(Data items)
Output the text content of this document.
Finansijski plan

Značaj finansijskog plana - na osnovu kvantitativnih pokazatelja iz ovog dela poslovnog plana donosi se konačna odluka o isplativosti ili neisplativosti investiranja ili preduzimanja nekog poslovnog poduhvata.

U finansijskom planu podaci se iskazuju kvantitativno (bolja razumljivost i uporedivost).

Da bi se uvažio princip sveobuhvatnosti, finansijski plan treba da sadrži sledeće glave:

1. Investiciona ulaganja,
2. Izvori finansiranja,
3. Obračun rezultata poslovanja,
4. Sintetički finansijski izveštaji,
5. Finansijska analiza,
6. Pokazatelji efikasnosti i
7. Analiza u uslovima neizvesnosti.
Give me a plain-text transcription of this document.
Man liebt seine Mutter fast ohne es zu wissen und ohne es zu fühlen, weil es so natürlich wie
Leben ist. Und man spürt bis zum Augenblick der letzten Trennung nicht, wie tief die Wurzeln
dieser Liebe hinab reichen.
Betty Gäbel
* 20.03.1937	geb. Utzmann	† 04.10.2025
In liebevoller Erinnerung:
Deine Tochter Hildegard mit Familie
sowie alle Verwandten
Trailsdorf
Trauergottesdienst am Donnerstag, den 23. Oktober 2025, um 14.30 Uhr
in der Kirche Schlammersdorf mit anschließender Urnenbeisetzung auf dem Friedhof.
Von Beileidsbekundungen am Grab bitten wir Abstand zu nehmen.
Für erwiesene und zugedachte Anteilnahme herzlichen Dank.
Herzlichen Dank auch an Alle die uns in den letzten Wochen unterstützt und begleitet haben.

Task brief —
Copy every single line of the material above that holds "document".

Task answer —
Output the text content of this document.
Give me a plain-text transcription of this document.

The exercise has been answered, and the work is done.